*WHAT IS REQUIRED*: Copy out lines with the word "financial" from the material that follows.

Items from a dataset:
--- --- ---

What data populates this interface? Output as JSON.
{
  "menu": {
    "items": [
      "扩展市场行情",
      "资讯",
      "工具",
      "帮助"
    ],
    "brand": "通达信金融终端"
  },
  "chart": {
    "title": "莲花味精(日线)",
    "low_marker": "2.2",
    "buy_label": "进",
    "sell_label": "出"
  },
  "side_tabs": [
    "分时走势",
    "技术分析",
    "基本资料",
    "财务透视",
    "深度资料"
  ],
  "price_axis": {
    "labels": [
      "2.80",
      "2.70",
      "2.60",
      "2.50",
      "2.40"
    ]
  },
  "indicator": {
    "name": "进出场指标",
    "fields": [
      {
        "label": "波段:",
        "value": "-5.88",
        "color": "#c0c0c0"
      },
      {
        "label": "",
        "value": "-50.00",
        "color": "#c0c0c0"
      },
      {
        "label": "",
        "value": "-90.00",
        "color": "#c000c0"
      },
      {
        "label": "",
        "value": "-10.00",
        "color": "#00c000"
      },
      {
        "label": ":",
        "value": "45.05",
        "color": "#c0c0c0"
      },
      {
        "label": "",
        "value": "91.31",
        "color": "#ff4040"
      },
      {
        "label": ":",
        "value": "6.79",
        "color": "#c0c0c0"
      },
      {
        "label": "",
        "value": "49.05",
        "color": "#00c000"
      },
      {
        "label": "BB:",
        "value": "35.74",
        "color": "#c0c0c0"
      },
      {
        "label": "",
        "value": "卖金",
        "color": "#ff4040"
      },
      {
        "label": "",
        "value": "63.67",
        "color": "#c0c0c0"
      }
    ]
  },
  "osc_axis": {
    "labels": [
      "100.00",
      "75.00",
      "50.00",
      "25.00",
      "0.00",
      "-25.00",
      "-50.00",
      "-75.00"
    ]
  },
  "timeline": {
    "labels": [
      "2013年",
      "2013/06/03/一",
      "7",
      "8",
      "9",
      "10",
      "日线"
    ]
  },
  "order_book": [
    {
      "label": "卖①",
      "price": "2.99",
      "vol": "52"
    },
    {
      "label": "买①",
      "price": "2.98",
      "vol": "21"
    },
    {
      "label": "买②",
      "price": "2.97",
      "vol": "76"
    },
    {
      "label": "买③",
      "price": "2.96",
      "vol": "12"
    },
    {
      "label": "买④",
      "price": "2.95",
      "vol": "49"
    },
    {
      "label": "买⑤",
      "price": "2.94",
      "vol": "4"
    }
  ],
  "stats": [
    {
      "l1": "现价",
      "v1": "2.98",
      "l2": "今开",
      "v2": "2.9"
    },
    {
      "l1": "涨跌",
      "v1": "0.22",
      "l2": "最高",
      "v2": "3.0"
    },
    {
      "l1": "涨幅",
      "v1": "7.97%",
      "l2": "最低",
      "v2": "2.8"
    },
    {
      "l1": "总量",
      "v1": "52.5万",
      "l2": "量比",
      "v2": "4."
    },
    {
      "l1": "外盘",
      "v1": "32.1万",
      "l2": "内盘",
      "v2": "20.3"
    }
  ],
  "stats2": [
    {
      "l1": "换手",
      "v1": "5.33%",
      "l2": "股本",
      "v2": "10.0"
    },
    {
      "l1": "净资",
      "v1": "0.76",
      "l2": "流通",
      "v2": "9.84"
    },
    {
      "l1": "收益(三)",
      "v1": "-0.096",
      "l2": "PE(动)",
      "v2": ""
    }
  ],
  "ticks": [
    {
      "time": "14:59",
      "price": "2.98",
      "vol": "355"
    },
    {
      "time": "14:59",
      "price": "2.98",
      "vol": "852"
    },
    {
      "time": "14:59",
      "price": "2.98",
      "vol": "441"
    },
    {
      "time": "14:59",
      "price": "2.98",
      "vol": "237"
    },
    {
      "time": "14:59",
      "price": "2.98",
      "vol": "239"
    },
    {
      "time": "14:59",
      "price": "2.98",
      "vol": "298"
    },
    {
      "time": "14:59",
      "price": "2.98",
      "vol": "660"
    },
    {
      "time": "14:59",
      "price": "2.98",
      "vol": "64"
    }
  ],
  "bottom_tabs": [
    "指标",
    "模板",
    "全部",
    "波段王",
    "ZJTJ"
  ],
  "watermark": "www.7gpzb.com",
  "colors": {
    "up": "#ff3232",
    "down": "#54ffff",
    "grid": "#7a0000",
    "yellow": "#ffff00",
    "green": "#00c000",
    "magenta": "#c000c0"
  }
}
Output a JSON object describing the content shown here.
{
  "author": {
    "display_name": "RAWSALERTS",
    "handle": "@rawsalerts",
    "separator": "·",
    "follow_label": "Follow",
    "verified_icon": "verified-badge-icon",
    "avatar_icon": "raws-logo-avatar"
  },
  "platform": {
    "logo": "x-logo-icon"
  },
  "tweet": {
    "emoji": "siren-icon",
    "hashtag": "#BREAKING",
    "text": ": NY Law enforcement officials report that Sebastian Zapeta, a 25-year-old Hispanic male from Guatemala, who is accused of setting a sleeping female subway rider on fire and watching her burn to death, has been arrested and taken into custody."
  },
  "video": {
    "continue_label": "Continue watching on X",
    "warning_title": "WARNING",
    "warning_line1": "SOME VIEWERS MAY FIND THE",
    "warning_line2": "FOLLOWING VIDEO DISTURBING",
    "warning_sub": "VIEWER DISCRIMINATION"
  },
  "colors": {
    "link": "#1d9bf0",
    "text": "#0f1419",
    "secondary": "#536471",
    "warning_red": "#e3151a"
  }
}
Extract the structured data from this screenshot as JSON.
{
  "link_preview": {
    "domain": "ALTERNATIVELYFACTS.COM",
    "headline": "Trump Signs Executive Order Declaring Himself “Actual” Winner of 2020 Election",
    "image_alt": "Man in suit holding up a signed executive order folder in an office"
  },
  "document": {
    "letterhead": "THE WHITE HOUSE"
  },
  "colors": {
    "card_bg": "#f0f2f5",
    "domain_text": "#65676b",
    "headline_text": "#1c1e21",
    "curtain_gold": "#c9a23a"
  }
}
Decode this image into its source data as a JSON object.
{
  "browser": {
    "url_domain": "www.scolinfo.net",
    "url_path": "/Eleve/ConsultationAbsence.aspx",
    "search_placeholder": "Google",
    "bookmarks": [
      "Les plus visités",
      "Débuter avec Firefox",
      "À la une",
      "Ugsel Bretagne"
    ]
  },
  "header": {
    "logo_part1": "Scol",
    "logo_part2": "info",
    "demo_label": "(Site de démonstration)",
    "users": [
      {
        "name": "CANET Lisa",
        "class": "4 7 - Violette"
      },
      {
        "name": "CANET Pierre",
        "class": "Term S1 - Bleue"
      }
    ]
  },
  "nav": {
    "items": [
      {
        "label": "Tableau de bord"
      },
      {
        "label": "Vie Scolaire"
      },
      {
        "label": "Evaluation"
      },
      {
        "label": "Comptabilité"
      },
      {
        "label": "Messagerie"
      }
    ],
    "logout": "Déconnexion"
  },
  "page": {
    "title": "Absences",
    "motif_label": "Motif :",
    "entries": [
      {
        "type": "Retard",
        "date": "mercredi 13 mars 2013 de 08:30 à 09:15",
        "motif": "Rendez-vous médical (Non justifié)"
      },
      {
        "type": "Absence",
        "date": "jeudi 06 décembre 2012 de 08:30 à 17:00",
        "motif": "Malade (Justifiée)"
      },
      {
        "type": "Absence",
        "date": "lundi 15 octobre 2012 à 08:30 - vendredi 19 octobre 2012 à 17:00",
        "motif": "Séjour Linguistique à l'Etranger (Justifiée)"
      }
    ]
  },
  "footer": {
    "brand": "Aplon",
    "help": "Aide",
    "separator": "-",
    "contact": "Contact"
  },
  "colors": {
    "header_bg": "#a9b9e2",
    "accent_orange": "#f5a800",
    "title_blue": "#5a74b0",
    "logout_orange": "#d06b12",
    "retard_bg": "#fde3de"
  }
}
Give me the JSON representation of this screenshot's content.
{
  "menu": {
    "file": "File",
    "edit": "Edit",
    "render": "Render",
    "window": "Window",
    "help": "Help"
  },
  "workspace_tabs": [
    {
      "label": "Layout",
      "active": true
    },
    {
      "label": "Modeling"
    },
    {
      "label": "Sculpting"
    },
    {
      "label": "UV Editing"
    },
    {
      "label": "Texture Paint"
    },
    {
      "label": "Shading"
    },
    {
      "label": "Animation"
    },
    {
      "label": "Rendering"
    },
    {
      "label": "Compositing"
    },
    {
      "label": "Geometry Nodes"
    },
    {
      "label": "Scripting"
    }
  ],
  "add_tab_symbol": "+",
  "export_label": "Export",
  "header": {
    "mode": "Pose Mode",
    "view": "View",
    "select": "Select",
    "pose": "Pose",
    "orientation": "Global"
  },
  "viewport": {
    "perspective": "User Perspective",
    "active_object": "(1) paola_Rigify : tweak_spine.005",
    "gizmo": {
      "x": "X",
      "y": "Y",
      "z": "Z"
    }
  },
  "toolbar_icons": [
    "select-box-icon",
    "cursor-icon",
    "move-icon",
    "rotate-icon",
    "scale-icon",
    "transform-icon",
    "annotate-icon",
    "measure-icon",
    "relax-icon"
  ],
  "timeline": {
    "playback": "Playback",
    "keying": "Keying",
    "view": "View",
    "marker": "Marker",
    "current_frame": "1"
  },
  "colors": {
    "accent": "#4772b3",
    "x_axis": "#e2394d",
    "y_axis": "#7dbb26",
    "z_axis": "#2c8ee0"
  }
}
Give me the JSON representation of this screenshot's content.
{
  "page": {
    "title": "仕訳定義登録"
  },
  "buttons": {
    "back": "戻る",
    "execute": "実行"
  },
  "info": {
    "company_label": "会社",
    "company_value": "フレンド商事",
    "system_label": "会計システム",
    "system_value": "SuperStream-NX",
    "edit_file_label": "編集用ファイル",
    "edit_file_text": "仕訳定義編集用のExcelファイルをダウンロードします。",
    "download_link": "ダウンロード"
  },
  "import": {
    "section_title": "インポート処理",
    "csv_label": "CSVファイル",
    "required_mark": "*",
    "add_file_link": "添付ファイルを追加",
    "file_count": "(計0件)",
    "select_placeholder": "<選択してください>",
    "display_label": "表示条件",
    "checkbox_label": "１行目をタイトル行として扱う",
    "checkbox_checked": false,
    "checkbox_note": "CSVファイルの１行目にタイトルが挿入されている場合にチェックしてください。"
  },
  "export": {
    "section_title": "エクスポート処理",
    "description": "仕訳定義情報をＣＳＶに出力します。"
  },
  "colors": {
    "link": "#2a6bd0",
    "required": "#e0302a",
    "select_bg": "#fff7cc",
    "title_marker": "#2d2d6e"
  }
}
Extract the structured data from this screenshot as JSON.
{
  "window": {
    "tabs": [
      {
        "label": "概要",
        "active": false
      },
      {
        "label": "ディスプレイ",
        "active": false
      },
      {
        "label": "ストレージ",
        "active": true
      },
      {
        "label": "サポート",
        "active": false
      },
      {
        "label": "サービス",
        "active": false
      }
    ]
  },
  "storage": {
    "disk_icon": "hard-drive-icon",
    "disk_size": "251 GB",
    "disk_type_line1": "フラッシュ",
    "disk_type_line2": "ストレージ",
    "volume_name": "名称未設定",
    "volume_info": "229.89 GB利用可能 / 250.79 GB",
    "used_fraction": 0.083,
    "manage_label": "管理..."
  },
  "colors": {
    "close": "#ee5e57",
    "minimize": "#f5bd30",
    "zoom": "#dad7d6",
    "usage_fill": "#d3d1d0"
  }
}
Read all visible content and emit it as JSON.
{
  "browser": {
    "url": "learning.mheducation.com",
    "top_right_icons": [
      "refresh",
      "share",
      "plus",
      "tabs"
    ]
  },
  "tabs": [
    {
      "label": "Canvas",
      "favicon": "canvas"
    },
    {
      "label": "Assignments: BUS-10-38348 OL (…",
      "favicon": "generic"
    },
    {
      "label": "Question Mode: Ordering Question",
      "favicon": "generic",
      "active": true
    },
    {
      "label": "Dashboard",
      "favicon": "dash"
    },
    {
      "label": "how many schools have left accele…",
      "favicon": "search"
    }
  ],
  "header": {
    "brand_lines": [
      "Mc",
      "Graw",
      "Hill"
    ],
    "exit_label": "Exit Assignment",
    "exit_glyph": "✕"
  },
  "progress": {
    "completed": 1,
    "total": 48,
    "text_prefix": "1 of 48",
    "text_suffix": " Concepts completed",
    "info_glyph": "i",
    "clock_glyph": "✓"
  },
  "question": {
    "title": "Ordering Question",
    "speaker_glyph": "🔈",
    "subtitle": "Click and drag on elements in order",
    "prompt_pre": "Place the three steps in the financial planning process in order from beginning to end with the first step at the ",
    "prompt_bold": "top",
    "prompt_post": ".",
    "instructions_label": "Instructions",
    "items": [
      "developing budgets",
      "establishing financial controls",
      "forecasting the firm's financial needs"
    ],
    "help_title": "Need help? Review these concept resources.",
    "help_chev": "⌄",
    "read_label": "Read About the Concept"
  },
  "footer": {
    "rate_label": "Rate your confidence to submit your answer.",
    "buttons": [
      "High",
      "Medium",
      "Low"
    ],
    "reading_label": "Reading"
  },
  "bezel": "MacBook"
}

--- --- ---

*ANSWER FOR THIS EXERCISE*:
    "prompt_pre": "Place the three steps in the financial planning process in order from beginning to end with the first step at the ",
      "establishing financial controls",
      "forecasting the firm's financial needs"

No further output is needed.